*Task statement:* Reproduce every line of the records below word for word.

*Input for this task:*
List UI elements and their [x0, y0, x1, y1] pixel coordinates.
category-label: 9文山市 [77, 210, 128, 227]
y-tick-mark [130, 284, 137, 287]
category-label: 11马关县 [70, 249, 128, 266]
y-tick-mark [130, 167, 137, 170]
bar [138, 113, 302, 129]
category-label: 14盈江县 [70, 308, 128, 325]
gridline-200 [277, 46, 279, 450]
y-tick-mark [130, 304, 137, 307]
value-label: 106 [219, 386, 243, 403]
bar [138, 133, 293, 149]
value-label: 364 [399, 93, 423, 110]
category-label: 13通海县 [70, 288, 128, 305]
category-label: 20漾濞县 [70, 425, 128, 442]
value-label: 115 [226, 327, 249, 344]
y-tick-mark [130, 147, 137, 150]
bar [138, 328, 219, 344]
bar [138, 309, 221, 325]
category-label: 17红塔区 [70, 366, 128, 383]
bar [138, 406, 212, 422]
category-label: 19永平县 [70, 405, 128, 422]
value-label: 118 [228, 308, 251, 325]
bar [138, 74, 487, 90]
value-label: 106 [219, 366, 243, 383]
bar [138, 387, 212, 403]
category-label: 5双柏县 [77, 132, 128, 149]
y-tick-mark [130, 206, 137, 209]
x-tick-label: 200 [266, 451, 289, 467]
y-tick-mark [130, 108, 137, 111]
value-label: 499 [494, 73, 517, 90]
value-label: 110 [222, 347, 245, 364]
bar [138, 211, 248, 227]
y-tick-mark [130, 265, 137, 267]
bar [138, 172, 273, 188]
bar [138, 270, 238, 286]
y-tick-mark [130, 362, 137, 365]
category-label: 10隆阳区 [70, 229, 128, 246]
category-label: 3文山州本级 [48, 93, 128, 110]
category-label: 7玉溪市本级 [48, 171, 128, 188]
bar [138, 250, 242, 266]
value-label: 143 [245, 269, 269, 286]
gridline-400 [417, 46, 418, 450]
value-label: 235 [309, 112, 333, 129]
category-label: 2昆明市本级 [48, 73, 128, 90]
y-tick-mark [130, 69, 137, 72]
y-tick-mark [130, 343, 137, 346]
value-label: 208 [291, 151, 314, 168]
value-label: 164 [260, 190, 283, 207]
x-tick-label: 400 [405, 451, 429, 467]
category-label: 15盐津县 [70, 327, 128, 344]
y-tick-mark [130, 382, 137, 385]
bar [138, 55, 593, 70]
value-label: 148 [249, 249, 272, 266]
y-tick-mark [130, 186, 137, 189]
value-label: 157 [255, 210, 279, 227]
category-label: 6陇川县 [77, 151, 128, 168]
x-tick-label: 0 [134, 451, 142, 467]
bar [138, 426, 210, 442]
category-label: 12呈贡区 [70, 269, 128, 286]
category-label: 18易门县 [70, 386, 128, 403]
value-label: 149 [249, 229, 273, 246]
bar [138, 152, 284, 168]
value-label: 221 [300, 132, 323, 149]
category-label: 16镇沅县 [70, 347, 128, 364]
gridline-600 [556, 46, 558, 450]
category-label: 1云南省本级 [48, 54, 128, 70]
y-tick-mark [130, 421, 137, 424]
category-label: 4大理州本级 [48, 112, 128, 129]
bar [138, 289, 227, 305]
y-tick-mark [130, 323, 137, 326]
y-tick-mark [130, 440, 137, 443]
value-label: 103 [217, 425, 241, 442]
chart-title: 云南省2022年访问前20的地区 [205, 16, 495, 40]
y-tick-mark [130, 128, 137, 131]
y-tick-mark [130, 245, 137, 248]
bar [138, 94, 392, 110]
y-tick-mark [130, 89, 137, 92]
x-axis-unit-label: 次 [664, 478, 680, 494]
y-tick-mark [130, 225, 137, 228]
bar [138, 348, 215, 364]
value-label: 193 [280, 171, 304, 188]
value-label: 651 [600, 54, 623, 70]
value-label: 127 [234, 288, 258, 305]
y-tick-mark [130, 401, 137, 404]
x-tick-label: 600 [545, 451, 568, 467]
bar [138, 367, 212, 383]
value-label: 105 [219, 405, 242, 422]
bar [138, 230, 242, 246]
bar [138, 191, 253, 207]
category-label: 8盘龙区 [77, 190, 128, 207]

*Written answer:*
List UI elements and their [x0, y0, x1, y1] pixel coordinates.
category-label: 9文山市 [77, 210, 128, 227]
y-tick-mark [130, 284, 137, 287]
category-label: 11马关县 [70, 249, 128, 266]
y-tick-mark [130, 167, 137, 170]
bar [138, 113, 302, 129]
category-label: 14盈江县 [70, 308, 128, 325]
gridline-200 [277, 46, 279, 450]
y-tick-mark [130, 304, 137, 307]
value-label: 106 [219, 386, 243, 403]
bar [138, 133, 293, 149]
value-label: 364 [399, 93, 423, 110]
category-label: 13通海县 [70, 288, 128, 305]
category-label: 20漾濞县 [70, 425, 128, 442]
value-label: 115 [226, 327, 249, 344]
y-tick-mark [130, 147, 137, 150]
bar [138, 328, 219, 344]
bar [138, 309, 221, 325]
category-label: 17红塔区 [70, 366, 128, 383]
bar [138, 406, 212, 422]
category-label: 19永平县 [70, 405, 128, 422]
value-label: 118 [228, 308, 251, 325]
bar [138, 74, 487, 90]
value-label: 106 [219, 366, 243, 383]
bar [138, 387, 212, 403]
category-label: 5双柏县 [77, 132, 128, 149]
y-tick-mark [130, 206, 137, 209]
x-tick-label: 200 [266, 451, 289, 467]
y-tick-mark [130, 108, 137, 111]
value-label: 499 [494, 73, 517, 90]
value-label: 110 [222, 347, 245, 364]
bar [138, 211, 248, 227]
y-tick-mark [130, 265, 137, 267]
bar [138, 172, 273, 188]
bar [138, 270, 238, 286]
y-tick-mark [130, 362, 137, 365]
category-label: 10隆阳区 [70, 229, 128, 246]
category-label: 3文山州本级 [48, 93, 128, 110]
category-label: 7玉溪市本级 [48, 171, 128, 188]
bar [138, 250, 242, 266]
value-label: 143 [245, 269, 269, 286]
gridline-400 [417, 46, 418, 450]
value-label: 235 [309, 112, 333, 129]
category-label: 2昆明市本级 [48, 73, 128, 90]
y-tick-mark [130, 69, 137, 72]
y-tick-mark [130, 343, 137, 346]
value-label: 208 [291, 151, 314, 168]
value-label: 164 [260, 190, 283, 207]
x-tick-label: 400 [405, 451, 429, 467]
category-label: 15盐津县 [70, 327, 128, 344]
y-tick-mark [130, 382, 137, 385]
bar [138, 55, 593, 70]
value-label: 148 [249, 249, 272, 266]
y-tick-mark [130, 186, 137, 189]
value-label: 157 [255, 210, 279, 227]
category-label: 6陇川县 [77, 151, 128, 168]
x-tick-label: 0 [134, 451, 142, 467]
bar [138, 426, 210, 442]
category-label: 12呈贡区 [70, 269, 128, 286]
category-label: 18易门县 [70, 386, 128, 403]
value-label: 149 [249, 229, 273, 246]
bar [138, 152, 284, 168]
value-label: 221 [300, 132, 323, 149]
category-label: 16镇沅县 [70, 347, 128, 364]
gridline-600 [556, 46, 558, 450]
category-label: 1云南省本级 [48, 54, 128, 70]
y-tick-mark [130, 421, 137, 424]
category-label: 4大理州本级 [48, 112, 128, 129]
bar [138, 289, 227, 305]
y-tick-mark [130, 323, 137, 326]
y-tick-mark [130, 440, 137, 443]
value-label: 103 [217, 425, 241, 442]
chart-title: 云南省2022年访问前20的地区 [205, 16, 495, 40]
y-tick-mark [130, 128, 137, 131]
y-tick-mark [130, 245, 137, 248]
bar [138, 94, 392, 110]
y-tick-mark [130, 89, 137, 92]
x-axis-unit-label: 次 [664, 478, 680, 494]
y-tick-mark [130, 225, 137, 228]
bar [138, 348, 215, 364]
value-label: 193 [280, 171, 304, 188]
value-label: 651 [600, 54, 623, 70]
value-label: 127 [234, 288, 258, 305]
y-tick-mark [130, 401, 137, 404]
x-tick-label: 600 [545, 451, 568, 467]
bar [138, 367, 212, 383]
value-label: 105 [219, 405, 242, 422]
bar [138, 230, 242, 246]
bar [138, 191, 253, 207]
category-label: 8盘龙区 [77, 190, 128, 207]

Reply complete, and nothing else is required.